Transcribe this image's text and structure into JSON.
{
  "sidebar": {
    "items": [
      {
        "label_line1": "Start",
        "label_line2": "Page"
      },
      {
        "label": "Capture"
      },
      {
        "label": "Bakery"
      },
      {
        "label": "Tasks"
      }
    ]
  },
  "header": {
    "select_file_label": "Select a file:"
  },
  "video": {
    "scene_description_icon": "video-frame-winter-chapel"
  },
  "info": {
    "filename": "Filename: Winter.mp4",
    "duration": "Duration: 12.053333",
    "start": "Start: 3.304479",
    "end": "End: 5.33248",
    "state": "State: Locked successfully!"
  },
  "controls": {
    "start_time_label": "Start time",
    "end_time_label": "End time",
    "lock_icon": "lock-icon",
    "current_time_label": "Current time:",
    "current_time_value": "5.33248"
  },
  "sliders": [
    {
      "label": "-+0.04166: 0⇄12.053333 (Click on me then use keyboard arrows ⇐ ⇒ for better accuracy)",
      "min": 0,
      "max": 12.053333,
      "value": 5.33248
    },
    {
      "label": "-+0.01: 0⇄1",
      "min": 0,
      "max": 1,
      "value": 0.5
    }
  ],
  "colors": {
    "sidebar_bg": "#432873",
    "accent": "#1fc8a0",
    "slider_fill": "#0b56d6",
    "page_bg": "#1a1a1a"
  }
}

- _REQUIRED WORK_
Return every line of the preceding records in which the word "video" appears.

- _OUTPUT FOR THIS TASK_
  "video": {
    "scene_description_icon": "video-frame-winter-chapel"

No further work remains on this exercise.